··· Excerpt provided ···

Comparing the Interconnect segment's first six months of Fiscal 2013 to the same period of Fiscal 2012,

  • Net sales increased 1.7 percent attributable to
    • higher North American sales of 11.9 percent due to improved appliance and data solutions sales, partially offset by lower safety radio remote control device sales; partially offset by
    • lower European sales of 13.6 percent due to lower safety radio remote control device and sensor sales; and
    • lower Asian sales of 7.5 percent primarily due to lower legacy products sales from the planned exit of a product line and lower safety radio remote control device sales.
  • Gross margins as a percentage of sales improved to 27.5 percent from 27.2 percent due primarily to higher sales of data solution products, which carry a higher gross margin, partially offset by costs related to the delayed launch of a laundry program.
  • Income from operations increased to $9.1 million from $8.0 million primarily due to favorable sales mix and lower selling and administrative expenses.

Comparing the Power Products segment's first six months of Fiscal 2013 to the same period of Fiscal 2012,

  • Net sales declined 7.2 percent driven by
    • a 6.9 percent sales decrease in North America due to lower busbar and heat sink demand, partially offset by higher demand for flexible cabling products;
    • a 9.7 percent decrease in Europe due to lower busbar demand; and
    • a 7.5 percent sales decrease in Asia due to lower busbar demand.
  • Gross margins as a percentage of sales declined to 14.2 percent from 17.7 percent due primarily to manufacturing inefficiencies, lower sales and an unfavorable product mix.
  • Income from operations decreased to breakeven from $1.1 million due to manufacturing inefficiencies, lower sales and an unfavorable product mix partially offset by lower salary, travel and development expense.

Management Comments
President and Chief Executive Officer Donald W. Duda said, "In the first half of Fiscal 2013, consolidated sales grew nearly 10 percent, driven by improved volumes within our Automotive segment and the partial launch of a new laundry program within Interconnect. However, sales demand in our European Automotive operations has weakened considerably in the last few weeks, and we anticipate notably reduced sales in the second half of this fiscal year. While our traditional Power Products business declined in the first half, this segment's technology was essential to the successful launch of the battery module for an electric vehicle in our European Power Products segment."

Mr. Duda concluded, "Moving forward, we remain focused on those areas of our business we can control, including the successful launch of the General Motors center console program, as well as all other programs under development."

··· Information given ···

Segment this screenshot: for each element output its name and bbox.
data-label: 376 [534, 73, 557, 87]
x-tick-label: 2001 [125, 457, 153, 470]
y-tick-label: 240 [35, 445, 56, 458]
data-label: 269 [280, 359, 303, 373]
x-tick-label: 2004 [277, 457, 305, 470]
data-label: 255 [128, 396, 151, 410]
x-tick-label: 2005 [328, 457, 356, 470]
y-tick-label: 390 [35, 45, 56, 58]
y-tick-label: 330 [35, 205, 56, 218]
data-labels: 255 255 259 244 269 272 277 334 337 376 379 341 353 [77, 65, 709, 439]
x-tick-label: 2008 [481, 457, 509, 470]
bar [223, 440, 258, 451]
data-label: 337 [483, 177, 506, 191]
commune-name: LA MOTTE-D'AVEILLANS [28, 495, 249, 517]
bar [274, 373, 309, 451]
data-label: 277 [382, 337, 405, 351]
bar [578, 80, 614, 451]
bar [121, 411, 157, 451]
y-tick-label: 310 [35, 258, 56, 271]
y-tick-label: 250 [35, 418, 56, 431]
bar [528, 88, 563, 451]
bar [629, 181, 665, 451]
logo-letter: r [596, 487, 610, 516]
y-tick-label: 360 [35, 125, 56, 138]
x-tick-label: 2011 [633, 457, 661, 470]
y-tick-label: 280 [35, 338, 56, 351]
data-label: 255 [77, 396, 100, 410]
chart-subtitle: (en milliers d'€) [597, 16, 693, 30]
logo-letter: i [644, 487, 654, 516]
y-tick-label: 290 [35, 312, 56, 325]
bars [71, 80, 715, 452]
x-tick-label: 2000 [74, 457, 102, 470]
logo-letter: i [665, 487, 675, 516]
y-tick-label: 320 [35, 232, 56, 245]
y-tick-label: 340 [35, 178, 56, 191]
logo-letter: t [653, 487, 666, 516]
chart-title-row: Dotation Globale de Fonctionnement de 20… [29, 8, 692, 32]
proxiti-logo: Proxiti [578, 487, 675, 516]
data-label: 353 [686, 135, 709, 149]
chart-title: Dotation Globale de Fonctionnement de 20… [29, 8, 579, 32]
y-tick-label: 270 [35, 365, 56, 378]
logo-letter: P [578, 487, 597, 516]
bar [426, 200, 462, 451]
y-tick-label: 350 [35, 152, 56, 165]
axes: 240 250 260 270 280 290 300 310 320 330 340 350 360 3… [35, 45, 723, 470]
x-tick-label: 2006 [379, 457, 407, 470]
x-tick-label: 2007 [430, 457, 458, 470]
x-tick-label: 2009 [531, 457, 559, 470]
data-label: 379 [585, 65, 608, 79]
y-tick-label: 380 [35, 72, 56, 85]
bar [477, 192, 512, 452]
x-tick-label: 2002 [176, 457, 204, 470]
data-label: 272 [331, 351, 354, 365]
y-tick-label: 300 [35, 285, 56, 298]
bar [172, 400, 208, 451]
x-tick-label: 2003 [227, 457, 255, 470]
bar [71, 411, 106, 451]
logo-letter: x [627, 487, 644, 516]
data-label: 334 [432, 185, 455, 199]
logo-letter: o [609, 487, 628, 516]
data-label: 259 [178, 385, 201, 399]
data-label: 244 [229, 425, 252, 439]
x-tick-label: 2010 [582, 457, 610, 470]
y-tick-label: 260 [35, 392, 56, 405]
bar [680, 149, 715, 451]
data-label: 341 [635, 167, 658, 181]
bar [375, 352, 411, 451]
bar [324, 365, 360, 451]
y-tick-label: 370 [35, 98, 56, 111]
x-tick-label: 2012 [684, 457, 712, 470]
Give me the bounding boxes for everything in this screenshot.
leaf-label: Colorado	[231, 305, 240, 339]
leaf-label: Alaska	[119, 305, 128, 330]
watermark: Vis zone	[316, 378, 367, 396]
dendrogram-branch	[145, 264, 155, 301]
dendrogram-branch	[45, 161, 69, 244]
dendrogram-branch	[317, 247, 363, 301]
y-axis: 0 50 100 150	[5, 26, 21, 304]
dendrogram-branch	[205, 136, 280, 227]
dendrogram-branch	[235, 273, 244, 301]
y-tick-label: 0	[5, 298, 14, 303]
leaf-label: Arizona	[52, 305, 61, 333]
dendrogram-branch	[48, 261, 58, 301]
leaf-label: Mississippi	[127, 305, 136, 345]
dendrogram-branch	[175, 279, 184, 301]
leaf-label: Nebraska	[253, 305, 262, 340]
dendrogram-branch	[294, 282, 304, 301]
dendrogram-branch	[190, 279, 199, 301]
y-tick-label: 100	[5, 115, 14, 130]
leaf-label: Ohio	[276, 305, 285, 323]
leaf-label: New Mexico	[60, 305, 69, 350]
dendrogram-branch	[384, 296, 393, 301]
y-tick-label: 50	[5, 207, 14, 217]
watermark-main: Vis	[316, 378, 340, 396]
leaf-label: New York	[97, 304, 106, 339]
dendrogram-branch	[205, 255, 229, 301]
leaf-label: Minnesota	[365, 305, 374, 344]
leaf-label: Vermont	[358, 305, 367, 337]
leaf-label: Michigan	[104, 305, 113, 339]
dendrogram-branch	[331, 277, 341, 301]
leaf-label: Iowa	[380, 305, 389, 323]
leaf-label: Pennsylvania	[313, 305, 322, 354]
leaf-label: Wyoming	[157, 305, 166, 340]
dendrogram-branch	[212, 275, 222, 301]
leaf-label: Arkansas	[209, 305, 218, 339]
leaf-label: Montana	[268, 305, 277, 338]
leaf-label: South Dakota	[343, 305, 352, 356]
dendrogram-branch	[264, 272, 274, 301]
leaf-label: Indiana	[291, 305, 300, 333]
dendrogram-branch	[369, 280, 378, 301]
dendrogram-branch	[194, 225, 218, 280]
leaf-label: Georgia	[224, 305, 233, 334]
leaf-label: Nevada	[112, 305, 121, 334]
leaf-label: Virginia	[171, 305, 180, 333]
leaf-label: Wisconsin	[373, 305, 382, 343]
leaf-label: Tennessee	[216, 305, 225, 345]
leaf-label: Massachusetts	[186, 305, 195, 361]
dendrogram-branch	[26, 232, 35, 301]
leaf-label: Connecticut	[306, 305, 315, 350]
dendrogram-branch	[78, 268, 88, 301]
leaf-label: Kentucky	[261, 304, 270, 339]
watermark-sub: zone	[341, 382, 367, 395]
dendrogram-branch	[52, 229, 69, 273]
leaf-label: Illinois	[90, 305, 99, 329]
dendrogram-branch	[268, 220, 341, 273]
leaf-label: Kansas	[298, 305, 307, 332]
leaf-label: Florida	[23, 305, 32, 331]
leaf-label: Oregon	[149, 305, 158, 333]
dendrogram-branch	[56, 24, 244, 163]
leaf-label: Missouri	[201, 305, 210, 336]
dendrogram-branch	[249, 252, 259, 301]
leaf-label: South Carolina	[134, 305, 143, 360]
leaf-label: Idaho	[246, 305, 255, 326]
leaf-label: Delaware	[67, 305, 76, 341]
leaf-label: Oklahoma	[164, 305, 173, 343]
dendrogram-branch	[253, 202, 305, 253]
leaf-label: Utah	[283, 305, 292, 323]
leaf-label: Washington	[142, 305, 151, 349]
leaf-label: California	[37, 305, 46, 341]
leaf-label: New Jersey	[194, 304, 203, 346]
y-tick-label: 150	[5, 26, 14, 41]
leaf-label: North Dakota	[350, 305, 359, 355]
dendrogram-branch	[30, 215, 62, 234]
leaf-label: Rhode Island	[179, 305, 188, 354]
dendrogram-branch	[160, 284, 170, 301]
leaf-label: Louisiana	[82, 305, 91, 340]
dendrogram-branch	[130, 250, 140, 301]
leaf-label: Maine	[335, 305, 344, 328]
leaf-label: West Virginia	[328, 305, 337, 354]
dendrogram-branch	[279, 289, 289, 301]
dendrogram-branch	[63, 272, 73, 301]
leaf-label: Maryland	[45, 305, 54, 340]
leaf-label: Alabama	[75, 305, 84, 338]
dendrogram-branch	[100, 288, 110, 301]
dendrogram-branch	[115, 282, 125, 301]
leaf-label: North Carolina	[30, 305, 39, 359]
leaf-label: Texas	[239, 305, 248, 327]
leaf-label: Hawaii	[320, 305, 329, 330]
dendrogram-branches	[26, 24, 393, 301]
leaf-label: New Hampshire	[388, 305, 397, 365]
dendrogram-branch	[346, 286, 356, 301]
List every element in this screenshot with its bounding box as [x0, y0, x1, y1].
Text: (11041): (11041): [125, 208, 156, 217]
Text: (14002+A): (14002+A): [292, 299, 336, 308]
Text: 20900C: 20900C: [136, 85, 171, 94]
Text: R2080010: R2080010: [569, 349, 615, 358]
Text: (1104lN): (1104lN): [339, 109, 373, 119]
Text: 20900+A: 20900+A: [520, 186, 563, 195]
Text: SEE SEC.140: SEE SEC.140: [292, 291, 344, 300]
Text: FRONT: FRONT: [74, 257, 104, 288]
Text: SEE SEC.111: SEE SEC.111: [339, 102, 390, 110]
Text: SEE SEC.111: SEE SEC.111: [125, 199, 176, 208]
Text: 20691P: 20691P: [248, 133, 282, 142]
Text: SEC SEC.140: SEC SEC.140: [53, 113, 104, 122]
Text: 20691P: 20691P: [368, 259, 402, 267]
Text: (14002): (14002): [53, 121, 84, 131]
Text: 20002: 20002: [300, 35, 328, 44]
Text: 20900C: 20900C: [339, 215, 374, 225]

···

- **Tasks to perform**
A: According to the Fiscal 2013 results excerpt, what did the Power Products segment's gross margin as a percentage of sales decline to, and from what figure?
B: Reproduce word for word the passage of the Fiscal 2013 results excerpt between "Comparing the Interconnect" and "control device sales.", inclusive.

- **Responses in order**
A: It declined to 14.2 percent from 17.7 percent.

B:
Comparing the Interconnect segment's first six months of Fiscal 2013 to the same period of Fiscal 2012,

  • Net sales increased 1.7 percent attributable to
    • higher North American sales of 11.9 percent due to improved appliance and data solutions sales, partially offset by lower safety radio remote control device sales; partially offset by
    • lower European sales of 13.6 percent due to lower safety radio remote control device and sensor sales; and
    • lower Asian sales of 7.5 percent primarily due to lower legacy products sales from the planned exit of a product line and lower safety radio remote control device sales.